**Supplied data:**
▬▬▬

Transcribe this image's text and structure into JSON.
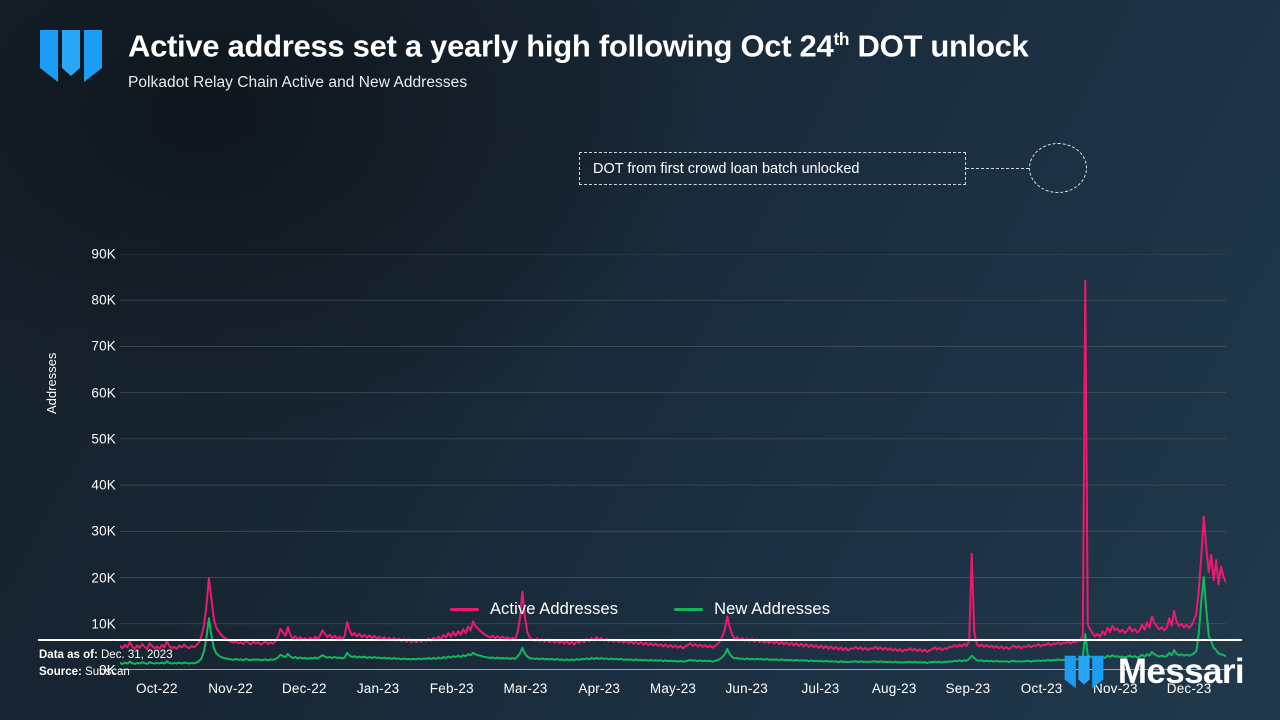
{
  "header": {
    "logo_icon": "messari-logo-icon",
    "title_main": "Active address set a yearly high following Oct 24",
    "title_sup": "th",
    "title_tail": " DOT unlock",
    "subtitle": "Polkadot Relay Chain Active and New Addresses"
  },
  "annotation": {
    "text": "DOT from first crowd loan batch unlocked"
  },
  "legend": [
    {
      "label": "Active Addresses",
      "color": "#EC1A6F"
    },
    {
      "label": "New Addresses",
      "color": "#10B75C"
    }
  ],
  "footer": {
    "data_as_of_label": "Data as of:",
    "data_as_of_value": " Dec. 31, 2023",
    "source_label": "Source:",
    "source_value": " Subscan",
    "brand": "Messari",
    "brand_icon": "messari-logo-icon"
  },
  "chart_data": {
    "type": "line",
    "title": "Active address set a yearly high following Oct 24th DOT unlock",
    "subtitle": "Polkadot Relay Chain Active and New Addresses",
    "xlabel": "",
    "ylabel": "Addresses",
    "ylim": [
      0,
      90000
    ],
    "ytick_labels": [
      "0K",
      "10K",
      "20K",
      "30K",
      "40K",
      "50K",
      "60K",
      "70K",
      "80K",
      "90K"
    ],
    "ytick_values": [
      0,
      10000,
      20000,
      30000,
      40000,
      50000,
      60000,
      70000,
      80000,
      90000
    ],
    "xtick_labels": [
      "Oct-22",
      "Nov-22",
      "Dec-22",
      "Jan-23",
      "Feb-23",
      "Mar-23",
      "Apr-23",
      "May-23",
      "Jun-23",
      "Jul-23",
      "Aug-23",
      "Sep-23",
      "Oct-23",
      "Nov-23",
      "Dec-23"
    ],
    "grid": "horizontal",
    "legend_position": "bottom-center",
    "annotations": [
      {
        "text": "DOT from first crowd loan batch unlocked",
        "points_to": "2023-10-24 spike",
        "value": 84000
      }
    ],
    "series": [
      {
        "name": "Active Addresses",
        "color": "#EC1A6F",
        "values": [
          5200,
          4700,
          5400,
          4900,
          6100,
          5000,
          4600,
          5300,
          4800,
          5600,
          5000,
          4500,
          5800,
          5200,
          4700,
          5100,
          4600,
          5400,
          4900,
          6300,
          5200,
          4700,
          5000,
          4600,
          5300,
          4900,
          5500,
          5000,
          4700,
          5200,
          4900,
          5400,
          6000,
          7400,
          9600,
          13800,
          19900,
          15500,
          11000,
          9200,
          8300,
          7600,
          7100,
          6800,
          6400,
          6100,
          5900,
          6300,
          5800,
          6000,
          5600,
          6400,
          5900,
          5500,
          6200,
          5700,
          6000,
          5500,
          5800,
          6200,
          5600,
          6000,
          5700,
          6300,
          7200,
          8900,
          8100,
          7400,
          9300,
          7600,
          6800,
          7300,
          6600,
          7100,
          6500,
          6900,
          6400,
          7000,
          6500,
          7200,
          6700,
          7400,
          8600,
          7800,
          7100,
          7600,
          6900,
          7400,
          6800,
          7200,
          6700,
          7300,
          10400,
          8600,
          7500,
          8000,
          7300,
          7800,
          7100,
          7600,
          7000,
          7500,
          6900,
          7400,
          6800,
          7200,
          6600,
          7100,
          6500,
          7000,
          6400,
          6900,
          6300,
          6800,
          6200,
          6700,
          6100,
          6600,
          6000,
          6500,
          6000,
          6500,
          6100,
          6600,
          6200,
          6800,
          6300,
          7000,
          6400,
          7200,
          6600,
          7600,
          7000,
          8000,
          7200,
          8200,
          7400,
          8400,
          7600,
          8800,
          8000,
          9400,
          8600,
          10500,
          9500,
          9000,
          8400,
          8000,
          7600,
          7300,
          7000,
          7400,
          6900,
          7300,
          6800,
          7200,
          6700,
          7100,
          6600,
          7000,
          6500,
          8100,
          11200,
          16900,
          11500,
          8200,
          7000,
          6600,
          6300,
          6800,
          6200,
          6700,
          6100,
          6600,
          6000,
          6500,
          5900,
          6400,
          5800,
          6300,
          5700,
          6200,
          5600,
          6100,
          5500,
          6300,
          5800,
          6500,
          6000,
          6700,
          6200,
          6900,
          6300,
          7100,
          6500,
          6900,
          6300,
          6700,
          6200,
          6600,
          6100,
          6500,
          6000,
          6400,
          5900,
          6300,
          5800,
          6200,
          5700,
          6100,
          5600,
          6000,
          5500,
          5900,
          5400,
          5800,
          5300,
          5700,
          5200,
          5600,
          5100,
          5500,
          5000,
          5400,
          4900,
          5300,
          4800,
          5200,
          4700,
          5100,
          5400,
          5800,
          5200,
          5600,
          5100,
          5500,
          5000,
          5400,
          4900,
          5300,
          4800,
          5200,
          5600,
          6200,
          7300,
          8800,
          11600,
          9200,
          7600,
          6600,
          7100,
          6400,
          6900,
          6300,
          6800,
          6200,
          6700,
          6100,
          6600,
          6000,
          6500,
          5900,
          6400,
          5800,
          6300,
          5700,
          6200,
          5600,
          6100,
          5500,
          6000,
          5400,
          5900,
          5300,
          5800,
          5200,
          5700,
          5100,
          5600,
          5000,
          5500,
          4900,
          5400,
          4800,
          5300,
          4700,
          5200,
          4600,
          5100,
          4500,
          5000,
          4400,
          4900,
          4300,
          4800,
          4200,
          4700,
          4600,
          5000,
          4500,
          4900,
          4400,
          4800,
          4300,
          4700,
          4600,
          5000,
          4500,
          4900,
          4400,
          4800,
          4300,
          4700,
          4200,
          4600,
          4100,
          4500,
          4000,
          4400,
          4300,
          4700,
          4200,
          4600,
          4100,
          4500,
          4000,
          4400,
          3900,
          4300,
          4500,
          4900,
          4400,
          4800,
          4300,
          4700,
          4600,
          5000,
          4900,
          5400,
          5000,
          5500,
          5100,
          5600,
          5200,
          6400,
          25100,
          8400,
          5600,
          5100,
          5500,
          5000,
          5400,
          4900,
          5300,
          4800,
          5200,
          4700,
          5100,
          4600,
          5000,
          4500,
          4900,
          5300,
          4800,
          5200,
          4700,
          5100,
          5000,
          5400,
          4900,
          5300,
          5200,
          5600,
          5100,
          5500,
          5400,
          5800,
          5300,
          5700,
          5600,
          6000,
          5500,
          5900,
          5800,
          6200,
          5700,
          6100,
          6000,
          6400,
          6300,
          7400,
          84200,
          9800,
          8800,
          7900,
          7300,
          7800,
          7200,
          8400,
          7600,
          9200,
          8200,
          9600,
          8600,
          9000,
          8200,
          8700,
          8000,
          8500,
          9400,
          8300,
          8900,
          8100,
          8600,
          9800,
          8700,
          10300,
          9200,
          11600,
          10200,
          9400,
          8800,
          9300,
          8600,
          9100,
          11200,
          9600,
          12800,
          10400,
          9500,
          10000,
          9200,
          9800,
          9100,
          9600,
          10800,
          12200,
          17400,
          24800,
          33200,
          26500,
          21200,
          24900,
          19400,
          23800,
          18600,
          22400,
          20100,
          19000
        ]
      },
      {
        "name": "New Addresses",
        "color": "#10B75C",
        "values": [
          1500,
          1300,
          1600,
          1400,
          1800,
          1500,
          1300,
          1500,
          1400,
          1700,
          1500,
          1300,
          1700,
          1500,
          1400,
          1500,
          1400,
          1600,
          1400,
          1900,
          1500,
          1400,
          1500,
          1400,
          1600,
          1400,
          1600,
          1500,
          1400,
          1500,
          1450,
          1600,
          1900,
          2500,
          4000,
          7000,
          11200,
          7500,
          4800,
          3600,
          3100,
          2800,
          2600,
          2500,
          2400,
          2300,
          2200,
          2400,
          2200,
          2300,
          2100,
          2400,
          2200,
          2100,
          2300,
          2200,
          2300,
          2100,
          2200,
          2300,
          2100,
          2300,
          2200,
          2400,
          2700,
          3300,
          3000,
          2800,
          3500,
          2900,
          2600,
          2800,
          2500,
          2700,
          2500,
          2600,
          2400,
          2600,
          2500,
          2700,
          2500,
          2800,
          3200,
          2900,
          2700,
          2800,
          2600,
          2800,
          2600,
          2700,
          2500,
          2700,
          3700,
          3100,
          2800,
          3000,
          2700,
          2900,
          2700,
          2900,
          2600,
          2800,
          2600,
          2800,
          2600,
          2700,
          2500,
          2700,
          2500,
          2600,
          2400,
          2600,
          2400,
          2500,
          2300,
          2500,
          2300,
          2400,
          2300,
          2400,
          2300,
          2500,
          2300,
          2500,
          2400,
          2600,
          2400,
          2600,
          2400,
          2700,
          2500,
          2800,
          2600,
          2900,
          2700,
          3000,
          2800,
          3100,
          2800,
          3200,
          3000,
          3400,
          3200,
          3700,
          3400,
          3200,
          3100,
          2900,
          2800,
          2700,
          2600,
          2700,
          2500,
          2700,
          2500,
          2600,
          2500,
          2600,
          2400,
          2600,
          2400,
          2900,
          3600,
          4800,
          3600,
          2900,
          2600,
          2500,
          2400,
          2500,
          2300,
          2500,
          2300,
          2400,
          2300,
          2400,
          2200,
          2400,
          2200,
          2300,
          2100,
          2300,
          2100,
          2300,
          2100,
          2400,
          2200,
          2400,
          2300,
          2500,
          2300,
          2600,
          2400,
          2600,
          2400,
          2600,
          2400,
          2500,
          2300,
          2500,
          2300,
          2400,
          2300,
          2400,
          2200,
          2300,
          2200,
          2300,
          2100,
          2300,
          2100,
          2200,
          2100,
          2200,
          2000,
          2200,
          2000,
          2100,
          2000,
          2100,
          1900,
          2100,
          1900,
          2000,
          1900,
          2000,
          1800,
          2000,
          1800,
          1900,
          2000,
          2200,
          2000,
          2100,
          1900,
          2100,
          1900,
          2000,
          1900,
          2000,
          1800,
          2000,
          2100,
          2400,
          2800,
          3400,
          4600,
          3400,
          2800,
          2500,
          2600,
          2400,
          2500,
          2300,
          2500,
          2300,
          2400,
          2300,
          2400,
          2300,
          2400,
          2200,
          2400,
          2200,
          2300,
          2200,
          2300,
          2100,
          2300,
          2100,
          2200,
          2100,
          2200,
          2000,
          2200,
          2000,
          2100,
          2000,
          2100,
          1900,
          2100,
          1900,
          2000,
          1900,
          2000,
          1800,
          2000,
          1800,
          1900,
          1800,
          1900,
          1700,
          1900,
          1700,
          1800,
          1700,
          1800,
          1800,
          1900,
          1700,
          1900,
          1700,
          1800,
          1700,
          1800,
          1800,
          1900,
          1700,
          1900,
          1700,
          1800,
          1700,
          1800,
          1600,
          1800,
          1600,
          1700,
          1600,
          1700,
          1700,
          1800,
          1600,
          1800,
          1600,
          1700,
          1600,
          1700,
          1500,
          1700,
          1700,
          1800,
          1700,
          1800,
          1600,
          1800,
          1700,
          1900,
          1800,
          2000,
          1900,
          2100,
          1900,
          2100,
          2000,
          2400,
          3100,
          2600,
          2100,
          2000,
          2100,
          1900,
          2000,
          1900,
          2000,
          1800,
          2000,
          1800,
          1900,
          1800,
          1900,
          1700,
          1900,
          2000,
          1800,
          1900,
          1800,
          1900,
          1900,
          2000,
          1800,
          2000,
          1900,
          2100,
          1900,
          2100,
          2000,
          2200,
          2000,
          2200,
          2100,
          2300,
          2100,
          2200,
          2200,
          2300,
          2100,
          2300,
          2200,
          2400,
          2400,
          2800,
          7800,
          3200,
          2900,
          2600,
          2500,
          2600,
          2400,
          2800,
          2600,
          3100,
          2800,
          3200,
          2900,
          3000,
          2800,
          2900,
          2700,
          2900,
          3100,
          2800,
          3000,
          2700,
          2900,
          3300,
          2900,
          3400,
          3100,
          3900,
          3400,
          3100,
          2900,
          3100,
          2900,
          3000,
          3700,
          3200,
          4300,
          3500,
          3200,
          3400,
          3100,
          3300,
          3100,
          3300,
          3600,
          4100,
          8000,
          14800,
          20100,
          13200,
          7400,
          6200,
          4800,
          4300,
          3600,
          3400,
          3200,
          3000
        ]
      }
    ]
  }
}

▬▬▬

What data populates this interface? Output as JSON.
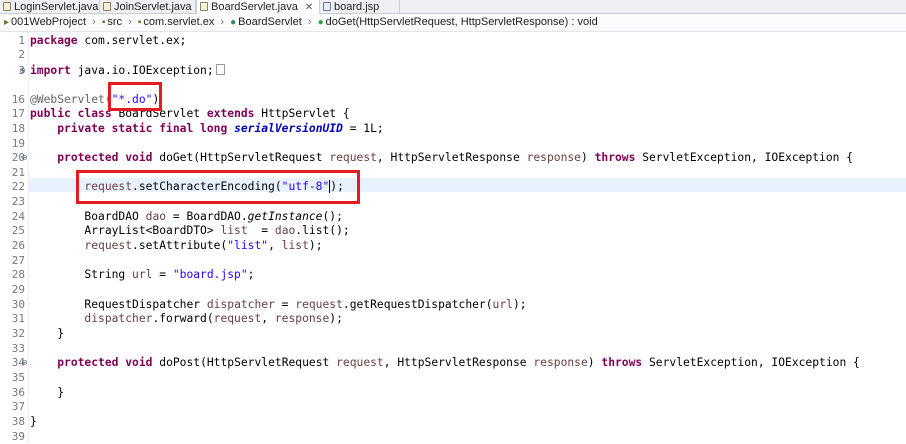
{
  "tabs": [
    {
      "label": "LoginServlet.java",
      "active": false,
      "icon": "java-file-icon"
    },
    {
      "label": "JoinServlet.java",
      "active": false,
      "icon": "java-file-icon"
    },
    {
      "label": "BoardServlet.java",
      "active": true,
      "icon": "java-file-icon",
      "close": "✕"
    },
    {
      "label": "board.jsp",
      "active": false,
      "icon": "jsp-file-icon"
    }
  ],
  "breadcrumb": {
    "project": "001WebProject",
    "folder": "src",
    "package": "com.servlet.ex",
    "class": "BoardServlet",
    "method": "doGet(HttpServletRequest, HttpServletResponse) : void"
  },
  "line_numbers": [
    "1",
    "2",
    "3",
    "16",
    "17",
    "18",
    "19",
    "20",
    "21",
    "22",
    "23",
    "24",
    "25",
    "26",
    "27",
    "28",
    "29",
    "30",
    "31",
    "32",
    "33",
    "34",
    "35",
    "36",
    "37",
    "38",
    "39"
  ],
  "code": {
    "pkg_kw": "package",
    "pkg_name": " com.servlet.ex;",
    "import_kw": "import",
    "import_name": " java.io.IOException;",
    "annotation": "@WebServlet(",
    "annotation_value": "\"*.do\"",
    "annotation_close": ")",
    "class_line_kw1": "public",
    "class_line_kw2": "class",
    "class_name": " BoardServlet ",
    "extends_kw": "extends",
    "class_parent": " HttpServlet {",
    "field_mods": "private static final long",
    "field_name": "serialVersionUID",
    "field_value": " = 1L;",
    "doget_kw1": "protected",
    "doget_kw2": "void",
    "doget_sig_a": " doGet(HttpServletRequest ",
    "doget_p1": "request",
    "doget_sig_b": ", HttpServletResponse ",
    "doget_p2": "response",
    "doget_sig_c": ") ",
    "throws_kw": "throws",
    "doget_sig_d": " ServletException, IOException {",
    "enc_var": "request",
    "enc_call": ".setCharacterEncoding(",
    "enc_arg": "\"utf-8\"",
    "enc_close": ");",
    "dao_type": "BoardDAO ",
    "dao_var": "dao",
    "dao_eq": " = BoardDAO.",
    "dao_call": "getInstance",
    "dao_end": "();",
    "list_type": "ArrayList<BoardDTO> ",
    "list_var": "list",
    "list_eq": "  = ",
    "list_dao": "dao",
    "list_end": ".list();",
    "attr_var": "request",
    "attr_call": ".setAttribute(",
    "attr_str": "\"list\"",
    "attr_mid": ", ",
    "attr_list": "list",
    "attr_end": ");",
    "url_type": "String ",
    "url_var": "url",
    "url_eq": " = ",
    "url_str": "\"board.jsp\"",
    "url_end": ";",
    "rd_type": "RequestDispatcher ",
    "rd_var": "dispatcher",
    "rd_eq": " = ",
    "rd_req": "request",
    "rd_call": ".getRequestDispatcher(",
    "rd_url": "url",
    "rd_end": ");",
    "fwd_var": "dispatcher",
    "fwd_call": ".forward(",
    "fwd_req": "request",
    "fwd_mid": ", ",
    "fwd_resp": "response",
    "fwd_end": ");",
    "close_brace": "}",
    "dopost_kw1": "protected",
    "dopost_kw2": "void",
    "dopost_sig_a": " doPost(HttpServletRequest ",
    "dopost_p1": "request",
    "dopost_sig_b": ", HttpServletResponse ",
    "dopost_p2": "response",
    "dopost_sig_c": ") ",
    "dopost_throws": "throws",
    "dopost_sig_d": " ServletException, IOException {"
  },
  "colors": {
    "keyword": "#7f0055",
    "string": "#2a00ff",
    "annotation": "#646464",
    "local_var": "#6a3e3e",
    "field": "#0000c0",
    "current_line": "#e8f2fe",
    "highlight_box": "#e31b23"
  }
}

▬▬▬

**Short problem:**
Only lines with the word "JSON" are wanted, so copy each one from the records.

**Written response:**
Transcribe this image's text and structure into JSON.
What data populates this interface? Output as JSON.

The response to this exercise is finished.